Copy out each line of the data that holds the word "text".
***** Input rows
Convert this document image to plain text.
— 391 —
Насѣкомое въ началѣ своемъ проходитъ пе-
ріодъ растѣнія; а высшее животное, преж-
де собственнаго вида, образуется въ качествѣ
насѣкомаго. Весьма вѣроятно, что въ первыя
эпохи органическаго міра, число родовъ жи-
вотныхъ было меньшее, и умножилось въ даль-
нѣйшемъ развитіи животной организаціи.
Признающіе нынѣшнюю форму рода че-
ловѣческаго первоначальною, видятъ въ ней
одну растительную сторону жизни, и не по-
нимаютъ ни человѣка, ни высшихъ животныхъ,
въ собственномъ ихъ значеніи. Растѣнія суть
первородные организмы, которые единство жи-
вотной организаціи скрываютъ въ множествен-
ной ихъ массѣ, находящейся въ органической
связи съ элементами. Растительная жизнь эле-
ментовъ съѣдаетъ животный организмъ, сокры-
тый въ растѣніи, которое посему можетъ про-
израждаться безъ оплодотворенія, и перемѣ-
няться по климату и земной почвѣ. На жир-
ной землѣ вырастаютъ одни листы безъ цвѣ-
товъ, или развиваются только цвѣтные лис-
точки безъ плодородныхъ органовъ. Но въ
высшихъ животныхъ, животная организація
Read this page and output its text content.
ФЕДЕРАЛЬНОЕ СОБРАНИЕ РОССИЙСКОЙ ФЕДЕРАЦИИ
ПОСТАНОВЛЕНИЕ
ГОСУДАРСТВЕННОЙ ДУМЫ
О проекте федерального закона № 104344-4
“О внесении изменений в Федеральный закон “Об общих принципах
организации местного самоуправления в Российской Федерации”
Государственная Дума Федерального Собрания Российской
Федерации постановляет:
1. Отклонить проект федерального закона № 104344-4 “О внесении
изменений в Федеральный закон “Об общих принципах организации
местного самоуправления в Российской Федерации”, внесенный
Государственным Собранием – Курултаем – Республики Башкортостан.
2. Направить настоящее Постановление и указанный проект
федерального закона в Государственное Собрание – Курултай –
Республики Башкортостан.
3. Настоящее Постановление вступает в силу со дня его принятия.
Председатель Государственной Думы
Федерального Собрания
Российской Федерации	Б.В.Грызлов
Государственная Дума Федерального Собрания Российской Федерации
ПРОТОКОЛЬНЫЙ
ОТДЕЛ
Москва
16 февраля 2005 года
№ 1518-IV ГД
**********
***** Input rows
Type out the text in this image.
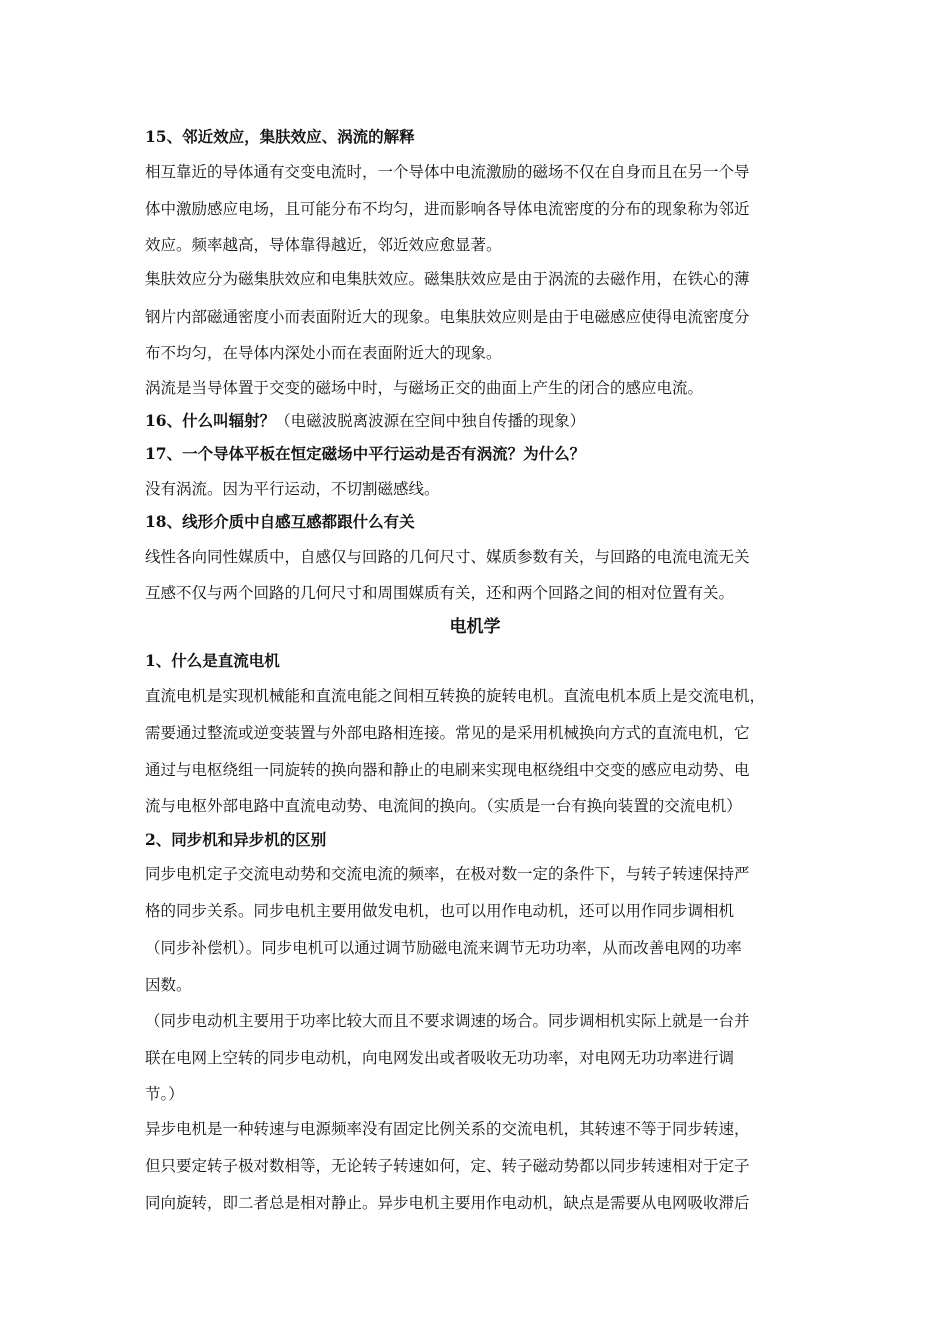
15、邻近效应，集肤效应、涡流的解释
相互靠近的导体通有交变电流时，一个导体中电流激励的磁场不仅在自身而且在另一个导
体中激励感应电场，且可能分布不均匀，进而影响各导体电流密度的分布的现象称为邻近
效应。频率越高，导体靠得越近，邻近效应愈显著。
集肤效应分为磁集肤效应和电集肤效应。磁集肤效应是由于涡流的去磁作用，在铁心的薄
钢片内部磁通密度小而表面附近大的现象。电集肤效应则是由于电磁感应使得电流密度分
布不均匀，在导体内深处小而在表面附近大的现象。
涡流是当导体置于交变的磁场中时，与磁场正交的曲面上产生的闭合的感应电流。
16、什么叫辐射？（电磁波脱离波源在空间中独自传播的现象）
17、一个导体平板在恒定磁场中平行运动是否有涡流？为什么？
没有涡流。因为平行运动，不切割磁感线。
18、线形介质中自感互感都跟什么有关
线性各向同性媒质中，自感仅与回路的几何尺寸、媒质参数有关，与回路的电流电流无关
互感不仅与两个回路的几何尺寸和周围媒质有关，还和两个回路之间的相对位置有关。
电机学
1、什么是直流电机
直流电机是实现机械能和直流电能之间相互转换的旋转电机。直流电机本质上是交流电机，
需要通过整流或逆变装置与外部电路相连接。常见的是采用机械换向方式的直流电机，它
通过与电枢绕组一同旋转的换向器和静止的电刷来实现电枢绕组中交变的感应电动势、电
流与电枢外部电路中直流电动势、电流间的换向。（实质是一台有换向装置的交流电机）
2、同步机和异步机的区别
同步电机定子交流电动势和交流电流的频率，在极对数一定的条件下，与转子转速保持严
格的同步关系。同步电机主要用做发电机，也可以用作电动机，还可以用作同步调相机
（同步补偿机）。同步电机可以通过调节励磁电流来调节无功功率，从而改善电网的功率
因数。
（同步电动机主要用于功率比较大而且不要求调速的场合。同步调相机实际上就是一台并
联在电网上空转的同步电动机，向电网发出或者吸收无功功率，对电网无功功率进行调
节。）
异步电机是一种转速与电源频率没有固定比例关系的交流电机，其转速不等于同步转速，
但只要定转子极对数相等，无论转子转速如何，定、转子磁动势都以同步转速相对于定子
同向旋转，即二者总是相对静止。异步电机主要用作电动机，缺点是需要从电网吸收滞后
**********
***** Input rows
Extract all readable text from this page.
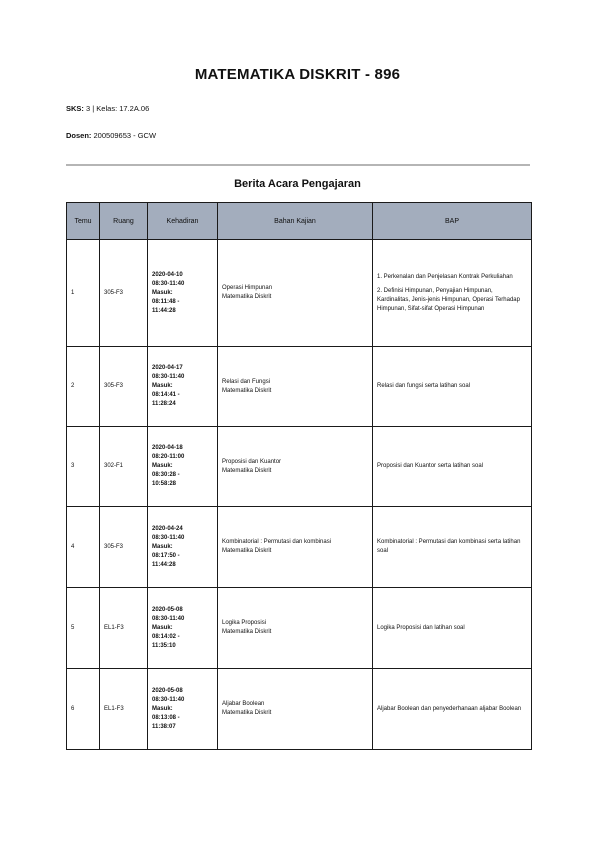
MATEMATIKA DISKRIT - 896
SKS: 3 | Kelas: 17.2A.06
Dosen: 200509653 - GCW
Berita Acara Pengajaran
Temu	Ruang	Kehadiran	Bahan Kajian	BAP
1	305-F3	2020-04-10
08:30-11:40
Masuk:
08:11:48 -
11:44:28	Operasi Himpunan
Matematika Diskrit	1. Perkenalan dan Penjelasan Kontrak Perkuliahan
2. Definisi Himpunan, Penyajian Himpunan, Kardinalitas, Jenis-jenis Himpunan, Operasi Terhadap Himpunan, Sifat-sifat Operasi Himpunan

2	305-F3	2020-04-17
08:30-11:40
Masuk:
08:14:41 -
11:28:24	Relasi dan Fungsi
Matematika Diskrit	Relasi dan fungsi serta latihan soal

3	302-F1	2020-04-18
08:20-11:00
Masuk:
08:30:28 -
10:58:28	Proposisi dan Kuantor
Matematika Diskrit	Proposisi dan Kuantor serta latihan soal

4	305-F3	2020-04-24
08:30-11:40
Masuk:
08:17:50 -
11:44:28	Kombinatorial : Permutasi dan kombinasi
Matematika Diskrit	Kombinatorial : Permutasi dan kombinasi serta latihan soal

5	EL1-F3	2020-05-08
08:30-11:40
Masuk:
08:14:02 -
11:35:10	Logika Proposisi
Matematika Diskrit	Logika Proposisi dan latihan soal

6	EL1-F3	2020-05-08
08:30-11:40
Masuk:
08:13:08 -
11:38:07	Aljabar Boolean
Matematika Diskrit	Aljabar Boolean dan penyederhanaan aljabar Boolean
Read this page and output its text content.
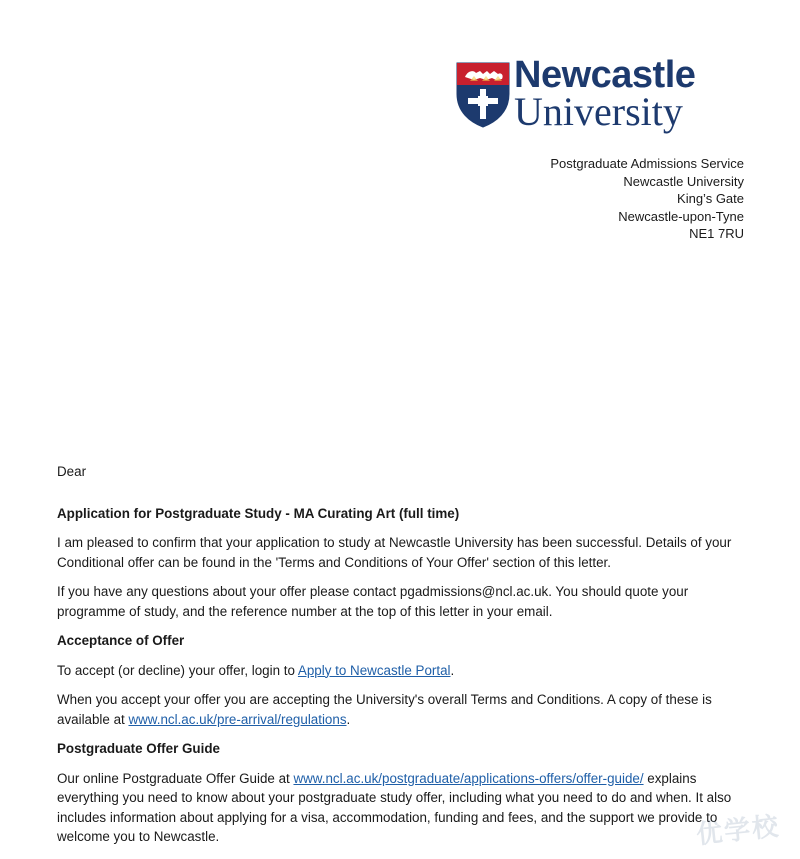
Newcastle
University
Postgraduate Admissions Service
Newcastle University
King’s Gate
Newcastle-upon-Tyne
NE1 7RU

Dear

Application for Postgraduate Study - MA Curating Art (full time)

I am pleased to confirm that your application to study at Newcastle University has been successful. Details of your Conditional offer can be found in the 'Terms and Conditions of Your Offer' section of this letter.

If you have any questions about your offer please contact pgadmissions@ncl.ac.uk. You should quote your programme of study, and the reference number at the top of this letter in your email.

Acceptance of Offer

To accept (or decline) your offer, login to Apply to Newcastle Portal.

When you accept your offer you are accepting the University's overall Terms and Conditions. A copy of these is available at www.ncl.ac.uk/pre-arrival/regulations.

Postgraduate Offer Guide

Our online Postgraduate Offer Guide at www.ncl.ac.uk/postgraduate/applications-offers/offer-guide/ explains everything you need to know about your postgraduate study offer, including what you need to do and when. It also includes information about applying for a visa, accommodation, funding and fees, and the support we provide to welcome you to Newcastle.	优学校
**********
The reply:
Convert this document image to plain text.
Read this page and output its text content.
Type out the text in this image.
Extract all readable text from this page.
Read this page and output its text content.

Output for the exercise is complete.